## WHAT YOU NEED TO DO
All of the data should be output character for character, except the pictures.
-- START DATA FOR PROCESSING --
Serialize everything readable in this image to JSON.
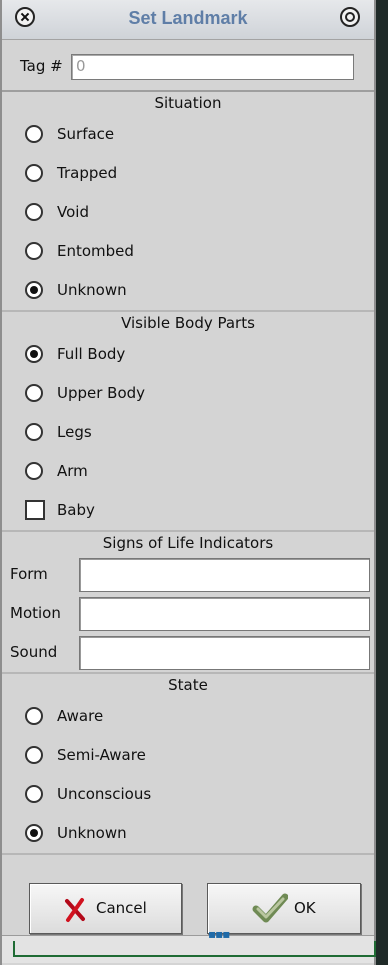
{
  "window": {
    "title": "Set Landmark"
  },
  "tag": {
    "label": "Tag #",
    "value": "0"
  },
  "sections": {
    "situation": {
      "title": "Situation",
      "options": [
        "Surface",
        "Trapped",
        "Void",
        "Entombed",
        "Unknown"
      ],
      "selected": "Unknown"
    },
    "visible_body_parts": {
      "title": "Visible Body Parts",
      "options": [
        "Full Body",
        "Upper Body",
        "Legs",
        "Arm"
      ],
      "selected": "Full Body",
      "checkbox_label": "Baby",
      "checkbox_checked": false
    },
    "signs_of_life": {
      "title": "Signs of Life Indicators",
      "fields": [
        {
          "label": "Form",
          "value": ""
        },
        {
          "label": "Motion",
          "value": ""
        },
        {
          "label": "Sound",
          "value": ""
        }
      ]
    },
    "state": {
      "title": "State",
      "options": [
        "Aware",
        "Semi-Aware",
        "Unconscious",
        "Unknown"
      ],
      "selected": "Unknown"
    }
  },
  "buttons": {
    "cancel": "Cancel",
    "ok": "OK"
  },
  "icons": {
    "close": "close-icon",
    "maximize": "maximize-icon",
    "cancel": "cancel-icon",
    "ok": "ok-icon"
  },
  "colors": {
    "title": "#5f7ea7",
    "dialog_bg": "#d4d4d4",
    "accent_green": "#1f6b34"
  }
}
-- END DATA FOR PROCESSING --
## RESPONSE TO THIS TASK
Serialize everything readable in this image to JSON.
{
  "window": {
    "title": "Set Landmark"
  },
  "tag": {
    "label": "Tag #",
    "value": "0"
  },
  "sections": {
    "situation": {
      "title": "Situation",
      "options": [
        "Surface",
        "Trapped",
        "Void",
        "Entombed",
        "Unknown"
      ],
      "selected": "Unknown"
    },
    "visible_body_parts": {
      "title": "Visible Body Parts",
      "options": [
        "Full Body",
        "Upper Body",
        "Legs",
        "Arm"
      ],
      "selected": "Full Body",
      "checkbox_label": "Baby",
      "checkbox_checked": false
    },
    "signs_of_life": {
      "title": "Signs of Life Indicators",
      "fields": [
        {
          "label": "Form",
          "value": ""
        },
        {
          "label": "Motion",
          "value": ""
        },
        {
          "label": "Sound",
          "value": ""
        }
      ]
    },
    "state": {
      "title": "State",
      "options": [
        "Aware",
        "Semi-Aware",
        "Unconscious",
        "Unknown"
      ],
      "selected": "Unknown"
    }
  },
  "buttons": {
    "cancel": "Cancel",
    "ok": "OK"
  },
  "icons": {
    "close": "close-icon",
    "maximize": "maximize-icon",
    "cancel": "cancel-icon",
    "ok": "ok-icon"
  },
  "colors": {
    "title": "#5f7ea7",
    "dialog_bg": "#d4d4d4",
    "accent_green": "#1f6b34"
  }
}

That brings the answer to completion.